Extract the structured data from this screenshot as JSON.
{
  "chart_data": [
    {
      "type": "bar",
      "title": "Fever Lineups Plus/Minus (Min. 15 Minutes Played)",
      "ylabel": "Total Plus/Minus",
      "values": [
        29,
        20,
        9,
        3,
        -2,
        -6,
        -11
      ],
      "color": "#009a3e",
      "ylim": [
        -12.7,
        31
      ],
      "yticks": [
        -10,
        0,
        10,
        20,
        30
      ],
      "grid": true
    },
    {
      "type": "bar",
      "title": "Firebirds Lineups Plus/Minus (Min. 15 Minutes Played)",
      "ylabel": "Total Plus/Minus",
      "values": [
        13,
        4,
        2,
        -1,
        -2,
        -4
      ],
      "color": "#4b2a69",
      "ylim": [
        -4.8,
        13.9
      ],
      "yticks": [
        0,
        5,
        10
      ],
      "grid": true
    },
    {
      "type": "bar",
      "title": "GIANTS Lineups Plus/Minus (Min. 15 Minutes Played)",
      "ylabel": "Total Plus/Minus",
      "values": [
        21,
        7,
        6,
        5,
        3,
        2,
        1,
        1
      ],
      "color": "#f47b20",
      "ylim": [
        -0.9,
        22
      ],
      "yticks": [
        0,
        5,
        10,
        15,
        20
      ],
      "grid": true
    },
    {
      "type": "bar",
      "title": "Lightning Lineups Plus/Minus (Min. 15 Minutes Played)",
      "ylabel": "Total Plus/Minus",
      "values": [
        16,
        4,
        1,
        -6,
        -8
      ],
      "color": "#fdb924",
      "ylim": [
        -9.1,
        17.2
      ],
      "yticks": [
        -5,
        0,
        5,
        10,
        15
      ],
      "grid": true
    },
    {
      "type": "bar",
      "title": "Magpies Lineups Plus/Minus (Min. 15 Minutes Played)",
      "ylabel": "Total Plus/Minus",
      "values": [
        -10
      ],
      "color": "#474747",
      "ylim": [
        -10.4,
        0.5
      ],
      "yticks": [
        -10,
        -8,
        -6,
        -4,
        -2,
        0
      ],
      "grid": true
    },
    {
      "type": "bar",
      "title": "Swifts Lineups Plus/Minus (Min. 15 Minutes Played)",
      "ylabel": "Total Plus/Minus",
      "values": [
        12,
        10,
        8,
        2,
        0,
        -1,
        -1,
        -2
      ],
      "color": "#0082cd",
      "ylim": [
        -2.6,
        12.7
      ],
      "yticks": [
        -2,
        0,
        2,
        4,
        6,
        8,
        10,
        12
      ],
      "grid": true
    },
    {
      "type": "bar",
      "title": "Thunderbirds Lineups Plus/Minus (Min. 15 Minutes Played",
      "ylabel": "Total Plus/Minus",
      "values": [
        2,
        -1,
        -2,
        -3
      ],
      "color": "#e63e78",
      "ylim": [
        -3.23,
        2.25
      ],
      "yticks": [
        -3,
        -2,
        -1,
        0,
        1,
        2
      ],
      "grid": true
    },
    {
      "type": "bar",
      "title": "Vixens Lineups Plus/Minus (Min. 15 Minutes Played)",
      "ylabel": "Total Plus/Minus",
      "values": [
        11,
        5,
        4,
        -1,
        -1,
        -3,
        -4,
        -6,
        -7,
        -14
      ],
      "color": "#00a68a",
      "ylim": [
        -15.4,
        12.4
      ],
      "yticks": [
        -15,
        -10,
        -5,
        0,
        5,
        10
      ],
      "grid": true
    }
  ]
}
☆ ☆ ☆ ☆ ☆
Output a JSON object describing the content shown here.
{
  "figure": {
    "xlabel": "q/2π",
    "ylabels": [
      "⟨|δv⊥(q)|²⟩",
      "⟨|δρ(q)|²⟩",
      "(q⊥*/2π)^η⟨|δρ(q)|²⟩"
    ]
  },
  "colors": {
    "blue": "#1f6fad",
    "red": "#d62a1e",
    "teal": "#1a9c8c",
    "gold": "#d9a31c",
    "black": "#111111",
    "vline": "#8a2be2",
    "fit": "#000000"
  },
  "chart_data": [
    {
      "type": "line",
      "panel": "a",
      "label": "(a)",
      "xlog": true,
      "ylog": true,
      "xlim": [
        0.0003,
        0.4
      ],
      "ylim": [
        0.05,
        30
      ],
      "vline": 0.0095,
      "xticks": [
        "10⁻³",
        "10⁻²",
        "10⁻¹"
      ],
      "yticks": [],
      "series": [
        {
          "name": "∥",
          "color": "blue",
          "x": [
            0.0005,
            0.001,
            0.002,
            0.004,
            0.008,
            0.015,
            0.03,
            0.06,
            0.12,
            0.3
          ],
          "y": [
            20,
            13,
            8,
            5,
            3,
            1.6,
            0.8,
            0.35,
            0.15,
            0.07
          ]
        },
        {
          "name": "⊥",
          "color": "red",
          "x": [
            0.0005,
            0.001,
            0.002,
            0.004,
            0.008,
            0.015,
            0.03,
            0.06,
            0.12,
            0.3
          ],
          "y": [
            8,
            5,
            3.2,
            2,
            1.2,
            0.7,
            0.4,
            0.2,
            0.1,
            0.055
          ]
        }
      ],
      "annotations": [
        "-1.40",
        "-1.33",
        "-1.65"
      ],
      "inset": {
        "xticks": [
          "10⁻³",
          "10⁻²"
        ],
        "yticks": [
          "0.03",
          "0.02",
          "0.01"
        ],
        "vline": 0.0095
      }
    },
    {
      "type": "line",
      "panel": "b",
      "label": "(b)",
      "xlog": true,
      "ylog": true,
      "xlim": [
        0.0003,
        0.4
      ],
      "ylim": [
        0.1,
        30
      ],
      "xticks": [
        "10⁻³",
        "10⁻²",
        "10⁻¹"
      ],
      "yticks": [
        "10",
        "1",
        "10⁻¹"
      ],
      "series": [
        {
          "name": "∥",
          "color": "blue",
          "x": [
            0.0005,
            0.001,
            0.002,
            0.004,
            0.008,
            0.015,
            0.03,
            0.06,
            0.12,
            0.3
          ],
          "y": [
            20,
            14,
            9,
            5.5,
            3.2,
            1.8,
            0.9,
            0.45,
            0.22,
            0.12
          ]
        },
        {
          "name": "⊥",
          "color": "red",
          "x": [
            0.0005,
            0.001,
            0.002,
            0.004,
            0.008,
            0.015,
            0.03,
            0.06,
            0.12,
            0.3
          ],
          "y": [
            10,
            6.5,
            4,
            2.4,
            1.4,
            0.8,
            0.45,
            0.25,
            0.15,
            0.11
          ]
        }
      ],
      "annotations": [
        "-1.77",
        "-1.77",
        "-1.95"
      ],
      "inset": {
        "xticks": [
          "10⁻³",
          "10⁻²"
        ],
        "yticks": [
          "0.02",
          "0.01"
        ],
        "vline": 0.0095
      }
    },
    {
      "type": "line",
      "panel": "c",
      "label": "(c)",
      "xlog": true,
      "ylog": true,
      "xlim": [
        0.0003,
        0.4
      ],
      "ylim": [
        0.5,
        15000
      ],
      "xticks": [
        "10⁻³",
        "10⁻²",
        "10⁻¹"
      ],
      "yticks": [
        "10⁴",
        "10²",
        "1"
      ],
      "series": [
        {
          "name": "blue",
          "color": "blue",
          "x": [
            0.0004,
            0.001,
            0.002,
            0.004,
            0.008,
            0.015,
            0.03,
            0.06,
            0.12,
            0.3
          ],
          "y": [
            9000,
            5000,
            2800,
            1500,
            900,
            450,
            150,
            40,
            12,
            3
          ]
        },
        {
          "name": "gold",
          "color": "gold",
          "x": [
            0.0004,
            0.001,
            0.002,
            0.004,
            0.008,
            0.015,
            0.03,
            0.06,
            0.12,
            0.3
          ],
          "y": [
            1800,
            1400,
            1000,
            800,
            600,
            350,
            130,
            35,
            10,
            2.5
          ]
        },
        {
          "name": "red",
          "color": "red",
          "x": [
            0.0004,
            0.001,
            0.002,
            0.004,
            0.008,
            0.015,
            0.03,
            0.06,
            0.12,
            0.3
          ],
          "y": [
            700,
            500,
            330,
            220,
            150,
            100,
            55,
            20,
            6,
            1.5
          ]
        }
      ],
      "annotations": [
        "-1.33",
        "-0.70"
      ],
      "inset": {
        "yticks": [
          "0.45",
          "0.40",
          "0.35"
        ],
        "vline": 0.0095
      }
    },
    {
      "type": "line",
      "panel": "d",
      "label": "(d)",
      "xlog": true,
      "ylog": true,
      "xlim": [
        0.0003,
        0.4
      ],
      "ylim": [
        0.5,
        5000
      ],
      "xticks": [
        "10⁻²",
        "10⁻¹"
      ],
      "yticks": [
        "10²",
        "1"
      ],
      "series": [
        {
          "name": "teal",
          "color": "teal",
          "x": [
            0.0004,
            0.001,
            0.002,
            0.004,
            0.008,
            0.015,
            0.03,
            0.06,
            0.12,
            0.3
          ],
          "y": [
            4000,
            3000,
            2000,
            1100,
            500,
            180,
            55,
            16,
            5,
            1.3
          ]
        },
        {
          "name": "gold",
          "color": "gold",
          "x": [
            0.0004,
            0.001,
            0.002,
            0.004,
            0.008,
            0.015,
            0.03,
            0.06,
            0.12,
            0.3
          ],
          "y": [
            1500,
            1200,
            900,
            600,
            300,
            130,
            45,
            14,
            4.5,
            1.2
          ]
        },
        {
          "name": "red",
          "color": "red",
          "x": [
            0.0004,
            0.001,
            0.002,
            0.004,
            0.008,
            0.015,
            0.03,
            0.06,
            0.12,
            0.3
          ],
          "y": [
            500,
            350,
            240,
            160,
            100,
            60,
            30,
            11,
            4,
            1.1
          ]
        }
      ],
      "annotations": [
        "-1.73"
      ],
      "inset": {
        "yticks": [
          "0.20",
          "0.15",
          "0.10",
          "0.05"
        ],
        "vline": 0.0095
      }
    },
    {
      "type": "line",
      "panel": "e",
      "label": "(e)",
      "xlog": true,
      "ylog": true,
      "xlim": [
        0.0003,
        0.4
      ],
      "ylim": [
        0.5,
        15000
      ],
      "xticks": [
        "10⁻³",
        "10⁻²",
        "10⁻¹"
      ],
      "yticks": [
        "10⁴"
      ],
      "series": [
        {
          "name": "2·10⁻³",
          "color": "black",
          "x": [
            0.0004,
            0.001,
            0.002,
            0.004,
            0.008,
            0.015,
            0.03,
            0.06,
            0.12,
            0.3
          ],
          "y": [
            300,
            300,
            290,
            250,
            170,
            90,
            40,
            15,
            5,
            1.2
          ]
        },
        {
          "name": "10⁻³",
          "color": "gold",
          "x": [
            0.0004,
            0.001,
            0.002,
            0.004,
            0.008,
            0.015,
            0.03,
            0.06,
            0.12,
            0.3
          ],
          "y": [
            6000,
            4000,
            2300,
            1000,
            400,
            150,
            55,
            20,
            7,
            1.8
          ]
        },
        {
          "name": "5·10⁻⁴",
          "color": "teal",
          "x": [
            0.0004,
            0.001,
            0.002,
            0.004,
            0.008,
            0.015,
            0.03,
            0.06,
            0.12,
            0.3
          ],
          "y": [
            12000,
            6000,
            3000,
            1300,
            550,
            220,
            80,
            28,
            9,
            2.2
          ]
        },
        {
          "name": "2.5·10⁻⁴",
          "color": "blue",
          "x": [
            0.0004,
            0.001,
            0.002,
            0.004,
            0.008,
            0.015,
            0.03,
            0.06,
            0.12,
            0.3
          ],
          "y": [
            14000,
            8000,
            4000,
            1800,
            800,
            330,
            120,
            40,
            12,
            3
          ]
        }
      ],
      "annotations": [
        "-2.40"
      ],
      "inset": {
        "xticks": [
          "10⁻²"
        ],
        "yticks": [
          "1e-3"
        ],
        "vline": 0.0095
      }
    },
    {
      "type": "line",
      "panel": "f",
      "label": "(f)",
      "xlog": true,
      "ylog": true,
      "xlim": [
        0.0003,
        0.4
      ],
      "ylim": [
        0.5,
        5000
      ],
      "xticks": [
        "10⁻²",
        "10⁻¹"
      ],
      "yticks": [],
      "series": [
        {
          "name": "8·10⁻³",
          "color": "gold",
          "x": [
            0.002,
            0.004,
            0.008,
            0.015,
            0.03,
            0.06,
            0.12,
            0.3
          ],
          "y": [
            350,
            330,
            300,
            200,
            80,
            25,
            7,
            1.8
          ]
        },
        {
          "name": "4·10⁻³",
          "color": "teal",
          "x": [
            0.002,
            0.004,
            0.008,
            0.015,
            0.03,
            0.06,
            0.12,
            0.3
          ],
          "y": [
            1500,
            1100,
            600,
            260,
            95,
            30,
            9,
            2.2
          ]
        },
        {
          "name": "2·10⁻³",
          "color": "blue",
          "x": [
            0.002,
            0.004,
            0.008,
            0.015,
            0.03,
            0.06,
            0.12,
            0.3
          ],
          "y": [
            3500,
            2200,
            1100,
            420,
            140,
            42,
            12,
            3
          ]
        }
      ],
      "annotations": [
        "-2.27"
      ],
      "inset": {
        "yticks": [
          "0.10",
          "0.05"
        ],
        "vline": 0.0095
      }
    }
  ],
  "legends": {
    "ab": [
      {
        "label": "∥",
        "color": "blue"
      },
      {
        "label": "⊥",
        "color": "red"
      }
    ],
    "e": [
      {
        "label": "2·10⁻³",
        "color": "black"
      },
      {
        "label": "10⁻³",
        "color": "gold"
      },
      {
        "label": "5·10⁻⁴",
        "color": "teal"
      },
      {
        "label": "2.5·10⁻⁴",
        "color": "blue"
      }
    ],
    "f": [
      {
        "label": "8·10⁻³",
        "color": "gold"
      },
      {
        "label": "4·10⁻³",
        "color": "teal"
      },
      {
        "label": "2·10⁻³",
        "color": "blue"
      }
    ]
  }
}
☆ ☆ ☆ ☆ ☆
● **THE TASK**:
Find the lines above holding the word "black" and show them.

● **PROBLEM SOLUTION**:
    "black": "#111111",
          "color": "black",
        "color": "black"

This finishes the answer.